## INSTRUCTIONS FOR THE TASK:
Your task is to filter the data below down to the lines holding "todas".

***

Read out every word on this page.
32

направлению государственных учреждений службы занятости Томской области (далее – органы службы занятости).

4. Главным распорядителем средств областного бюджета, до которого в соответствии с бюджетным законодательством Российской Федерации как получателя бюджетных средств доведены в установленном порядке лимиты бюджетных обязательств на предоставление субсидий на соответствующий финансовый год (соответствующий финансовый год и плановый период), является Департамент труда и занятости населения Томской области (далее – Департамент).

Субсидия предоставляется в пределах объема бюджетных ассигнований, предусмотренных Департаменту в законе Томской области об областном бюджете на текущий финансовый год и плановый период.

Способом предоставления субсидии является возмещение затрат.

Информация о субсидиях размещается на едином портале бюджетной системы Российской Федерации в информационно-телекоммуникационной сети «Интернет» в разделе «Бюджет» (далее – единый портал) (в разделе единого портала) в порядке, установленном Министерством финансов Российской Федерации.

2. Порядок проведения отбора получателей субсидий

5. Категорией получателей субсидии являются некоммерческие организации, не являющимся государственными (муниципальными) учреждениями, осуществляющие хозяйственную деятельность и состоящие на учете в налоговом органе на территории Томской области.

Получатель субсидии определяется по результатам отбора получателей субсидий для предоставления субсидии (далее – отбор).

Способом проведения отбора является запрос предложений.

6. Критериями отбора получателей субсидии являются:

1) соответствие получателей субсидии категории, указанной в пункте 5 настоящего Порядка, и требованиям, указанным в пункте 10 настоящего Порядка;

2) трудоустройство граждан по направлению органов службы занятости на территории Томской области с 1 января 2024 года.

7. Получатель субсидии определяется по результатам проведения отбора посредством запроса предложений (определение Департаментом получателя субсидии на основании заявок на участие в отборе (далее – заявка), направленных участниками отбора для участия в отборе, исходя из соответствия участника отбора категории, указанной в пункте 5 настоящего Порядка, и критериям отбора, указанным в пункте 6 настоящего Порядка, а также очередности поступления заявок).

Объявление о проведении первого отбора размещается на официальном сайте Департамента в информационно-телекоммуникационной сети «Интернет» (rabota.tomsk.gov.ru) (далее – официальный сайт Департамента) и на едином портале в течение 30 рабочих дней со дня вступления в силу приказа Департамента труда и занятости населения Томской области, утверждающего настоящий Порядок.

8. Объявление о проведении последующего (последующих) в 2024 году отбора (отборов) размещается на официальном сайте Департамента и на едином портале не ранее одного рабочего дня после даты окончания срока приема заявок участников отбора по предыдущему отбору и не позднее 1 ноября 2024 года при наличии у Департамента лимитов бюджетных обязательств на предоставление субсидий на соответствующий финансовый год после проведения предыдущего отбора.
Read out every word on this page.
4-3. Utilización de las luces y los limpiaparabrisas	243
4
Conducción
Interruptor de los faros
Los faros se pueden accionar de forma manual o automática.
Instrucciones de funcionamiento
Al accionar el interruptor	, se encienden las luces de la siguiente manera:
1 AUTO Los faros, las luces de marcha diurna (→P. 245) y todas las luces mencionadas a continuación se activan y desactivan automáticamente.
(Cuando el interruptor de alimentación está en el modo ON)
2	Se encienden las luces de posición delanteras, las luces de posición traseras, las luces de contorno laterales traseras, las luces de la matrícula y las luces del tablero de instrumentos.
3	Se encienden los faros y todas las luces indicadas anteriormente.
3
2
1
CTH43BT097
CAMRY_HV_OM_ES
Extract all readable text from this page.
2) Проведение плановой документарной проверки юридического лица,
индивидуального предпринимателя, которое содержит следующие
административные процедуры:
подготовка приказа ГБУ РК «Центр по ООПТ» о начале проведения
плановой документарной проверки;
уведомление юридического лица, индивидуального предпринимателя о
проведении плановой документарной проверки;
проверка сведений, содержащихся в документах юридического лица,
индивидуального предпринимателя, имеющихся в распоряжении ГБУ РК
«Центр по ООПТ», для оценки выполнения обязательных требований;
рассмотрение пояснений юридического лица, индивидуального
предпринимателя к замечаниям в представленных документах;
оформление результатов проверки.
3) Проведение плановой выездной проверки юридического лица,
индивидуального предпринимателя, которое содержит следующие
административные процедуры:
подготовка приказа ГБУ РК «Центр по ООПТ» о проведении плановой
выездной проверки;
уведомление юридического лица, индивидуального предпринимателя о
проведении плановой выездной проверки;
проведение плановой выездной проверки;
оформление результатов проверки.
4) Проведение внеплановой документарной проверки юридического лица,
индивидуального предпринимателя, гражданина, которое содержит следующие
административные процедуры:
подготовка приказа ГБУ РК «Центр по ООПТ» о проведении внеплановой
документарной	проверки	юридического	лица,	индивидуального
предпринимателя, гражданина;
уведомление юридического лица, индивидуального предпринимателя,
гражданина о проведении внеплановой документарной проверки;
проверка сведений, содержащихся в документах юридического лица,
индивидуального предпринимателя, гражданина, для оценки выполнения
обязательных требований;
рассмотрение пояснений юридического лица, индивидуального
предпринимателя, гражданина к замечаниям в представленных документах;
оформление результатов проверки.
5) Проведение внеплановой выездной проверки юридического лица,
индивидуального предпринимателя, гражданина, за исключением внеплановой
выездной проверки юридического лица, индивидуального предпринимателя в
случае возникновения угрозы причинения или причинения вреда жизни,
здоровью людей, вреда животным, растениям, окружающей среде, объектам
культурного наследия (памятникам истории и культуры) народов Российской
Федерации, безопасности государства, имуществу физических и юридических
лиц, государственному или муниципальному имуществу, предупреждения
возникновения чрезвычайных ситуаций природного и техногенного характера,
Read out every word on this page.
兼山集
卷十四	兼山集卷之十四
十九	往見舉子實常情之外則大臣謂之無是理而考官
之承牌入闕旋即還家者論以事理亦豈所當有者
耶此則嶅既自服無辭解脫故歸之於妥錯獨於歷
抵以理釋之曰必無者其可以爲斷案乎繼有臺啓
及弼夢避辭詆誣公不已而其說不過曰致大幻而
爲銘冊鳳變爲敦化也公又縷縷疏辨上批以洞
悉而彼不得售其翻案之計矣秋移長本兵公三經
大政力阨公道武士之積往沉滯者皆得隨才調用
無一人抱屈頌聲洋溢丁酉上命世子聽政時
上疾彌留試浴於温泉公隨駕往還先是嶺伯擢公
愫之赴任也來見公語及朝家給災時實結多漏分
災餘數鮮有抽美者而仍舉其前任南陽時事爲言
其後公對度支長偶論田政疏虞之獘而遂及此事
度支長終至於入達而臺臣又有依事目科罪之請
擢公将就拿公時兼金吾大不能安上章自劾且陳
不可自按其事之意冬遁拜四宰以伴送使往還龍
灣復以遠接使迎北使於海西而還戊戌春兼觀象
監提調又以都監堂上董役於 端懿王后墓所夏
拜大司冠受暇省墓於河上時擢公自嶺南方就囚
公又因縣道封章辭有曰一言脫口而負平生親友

***

## REPLY TO THE TASK:
1 AUTO Los faros, las luces de marcha diurna (→P. 245) y todas las luces mencionadas a continuación se activan y desactivan automáticamente.
3	Se encienden los faros y todas las luces indicadas anteriormente.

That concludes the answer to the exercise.